— START Data supplied —

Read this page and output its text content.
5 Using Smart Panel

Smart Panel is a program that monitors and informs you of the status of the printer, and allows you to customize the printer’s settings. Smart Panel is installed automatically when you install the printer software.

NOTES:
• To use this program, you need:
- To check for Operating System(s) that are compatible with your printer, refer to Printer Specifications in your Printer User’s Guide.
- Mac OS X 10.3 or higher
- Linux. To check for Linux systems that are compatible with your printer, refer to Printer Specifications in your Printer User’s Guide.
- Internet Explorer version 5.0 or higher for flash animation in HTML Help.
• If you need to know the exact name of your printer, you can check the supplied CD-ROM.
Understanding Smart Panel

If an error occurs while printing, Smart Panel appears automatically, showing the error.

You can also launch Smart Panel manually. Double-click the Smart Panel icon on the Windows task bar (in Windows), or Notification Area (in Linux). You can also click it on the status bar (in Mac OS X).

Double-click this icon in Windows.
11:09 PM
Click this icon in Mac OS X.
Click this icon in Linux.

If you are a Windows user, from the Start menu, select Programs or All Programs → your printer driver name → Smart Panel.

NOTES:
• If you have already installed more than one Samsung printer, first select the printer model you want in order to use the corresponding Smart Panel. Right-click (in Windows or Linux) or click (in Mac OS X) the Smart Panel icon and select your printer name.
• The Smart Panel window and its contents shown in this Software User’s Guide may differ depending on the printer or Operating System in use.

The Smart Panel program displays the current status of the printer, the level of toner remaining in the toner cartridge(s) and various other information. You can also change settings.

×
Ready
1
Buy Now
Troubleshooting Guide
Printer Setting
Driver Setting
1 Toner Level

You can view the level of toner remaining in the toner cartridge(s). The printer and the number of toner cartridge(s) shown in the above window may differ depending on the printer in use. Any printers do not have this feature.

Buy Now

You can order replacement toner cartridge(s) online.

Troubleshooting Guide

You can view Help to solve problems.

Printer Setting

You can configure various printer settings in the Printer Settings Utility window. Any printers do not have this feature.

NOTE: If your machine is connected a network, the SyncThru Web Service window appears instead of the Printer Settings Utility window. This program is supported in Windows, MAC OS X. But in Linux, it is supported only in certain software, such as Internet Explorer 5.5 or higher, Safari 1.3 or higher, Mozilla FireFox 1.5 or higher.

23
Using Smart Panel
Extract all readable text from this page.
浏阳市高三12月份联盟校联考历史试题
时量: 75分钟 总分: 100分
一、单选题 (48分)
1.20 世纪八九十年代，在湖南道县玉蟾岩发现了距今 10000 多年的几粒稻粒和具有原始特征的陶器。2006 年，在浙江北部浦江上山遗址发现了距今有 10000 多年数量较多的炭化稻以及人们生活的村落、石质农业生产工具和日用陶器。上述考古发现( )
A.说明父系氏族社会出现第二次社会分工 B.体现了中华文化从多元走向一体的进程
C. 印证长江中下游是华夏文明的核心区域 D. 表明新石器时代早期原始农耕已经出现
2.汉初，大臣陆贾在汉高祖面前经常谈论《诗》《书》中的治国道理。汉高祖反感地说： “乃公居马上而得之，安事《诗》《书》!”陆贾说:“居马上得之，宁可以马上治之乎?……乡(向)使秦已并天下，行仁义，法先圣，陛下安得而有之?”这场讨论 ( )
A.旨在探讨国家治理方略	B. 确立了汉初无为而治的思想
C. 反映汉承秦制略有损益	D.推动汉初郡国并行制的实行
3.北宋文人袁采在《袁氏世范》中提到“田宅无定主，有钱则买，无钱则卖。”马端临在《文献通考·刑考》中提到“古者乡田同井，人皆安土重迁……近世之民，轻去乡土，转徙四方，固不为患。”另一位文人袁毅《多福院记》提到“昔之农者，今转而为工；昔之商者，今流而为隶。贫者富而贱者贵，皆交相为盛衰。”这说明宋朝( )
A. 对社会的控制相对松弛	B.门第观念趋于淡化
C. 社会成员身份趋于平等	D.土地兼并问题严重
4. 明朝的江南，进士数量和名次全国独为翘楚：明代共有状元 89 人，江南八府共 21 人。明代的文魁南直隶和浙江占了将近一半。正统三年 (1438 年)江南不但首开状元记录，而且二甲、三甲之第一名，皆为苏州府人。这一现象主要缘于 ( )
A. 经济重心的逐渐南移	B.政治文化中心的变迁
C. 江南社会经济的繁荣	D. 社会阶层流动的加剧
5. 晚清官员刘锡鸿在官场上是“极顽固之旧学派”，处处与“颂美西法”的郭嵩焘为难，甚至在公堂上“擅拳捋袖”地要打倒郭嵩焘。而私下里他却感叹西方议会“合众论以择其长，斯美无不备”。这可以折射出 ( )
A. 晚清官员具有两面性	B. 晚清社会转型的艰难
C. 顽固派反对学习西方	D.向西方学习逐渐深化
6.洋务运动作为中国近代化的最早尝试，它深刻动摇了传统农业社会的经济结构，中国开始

— END Data supplied —

**Task description:** Go through the material above and count the lines that contain "need"; answer with the number alone.

**Reply to the exercise:** 2